Every line of the data must be copied exactly.

[BEGIN Working data]

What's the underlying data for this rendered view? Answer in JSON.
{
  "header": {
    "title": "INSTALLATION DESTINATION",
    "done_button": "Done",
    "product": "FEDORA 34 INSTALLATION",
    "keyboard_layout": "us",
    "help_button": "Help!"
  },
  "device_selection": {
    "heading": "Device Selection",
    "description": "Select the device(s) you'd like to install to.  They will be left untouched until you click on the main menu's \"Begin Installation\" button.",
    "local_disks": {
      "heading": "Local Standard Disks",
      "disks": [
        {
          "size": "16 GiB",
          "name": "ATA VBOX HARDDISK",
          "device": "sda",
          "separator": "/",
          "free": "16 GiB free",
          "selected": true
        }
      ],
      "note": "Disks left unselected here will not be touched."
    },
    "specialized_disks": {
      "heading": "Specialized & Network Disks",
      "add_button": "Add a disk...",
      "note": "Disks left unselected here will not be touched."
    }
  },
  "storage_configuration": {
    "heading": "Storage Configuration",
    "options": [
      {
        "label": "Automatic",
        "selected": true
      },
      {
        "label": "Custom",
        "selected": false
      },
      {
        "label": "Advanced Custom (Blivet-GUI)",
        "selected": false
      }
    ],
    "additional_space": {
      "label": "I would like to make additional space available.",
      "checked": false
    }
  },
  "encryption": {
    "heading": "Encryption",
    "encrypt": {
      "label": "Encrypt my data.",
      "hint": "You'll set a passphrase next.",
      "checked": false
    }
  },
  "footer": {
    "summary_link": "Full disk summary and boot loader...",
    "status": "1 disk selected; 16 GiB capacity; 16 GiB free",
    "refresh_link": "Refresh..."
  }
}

[END Working data]

Task output ▸
What's the underlying data for this rendered view? Answer in JSON.
{
  "header": {
    "title": "INSTALLATION DESTINATION",
    "done_button": "Done",
    "product": "FEDORA 34 INSTALLATION",
    "keyboard_layout": "us",
    "help_button": "Help!"
  },
  "device_selection": {
    "heading": "Device Selection",
    "description": "Select the device(s) you'd like to install to.  They will be left untouched until you click on the main menu's \"Begin Installation\" button.",
    "local_disks": {
      "heading": "Local Standard Disks",
      "disks": [
        {
          "size": "16 GiB",
          "name": "ATA VBOX HARDDISK",
          "device": "sda",
          "separator": "/",
          "free": "16 GiB free",
          "selected": true
        }
      ],
      "note": "Disks left unselected here will not be touched."
    },
    "specialized_disks": {
      "heading": "Specialized & Network Disks",
      "add_button": "Add a disk...",
      "note": "Disks left unselected here will not be touched."
    }
  },
  "storage_configuration": {
    "heading": "Storage Configuration",
    "options": [
      {
        "label": "Automatic",
        "selected": true
      },
      {
        "label": "Custom",
        "selected": false
      },
      {
        "label": "Advanced Custom (Blivet-GUI)",
        "selected": false
      }
    ],
    "additional_space": {
      "label": "I would like to make additional space available.",
      "checked": false
    }
  },
  "encryption": {
    "heading": "Encryption",
    "encrypt": {
      "label": "Encrypt my data.",
      "hint": "You'll set a passphrase next.",
      "checked": false
    }
  },
  "footer": {
    "summary_link": "Full disk summary and boot loader...",
    "status": "1 disk selected; 16 GiB capacity; 16 GiB free",
    "refresh_link": "Refresh..."
  }
}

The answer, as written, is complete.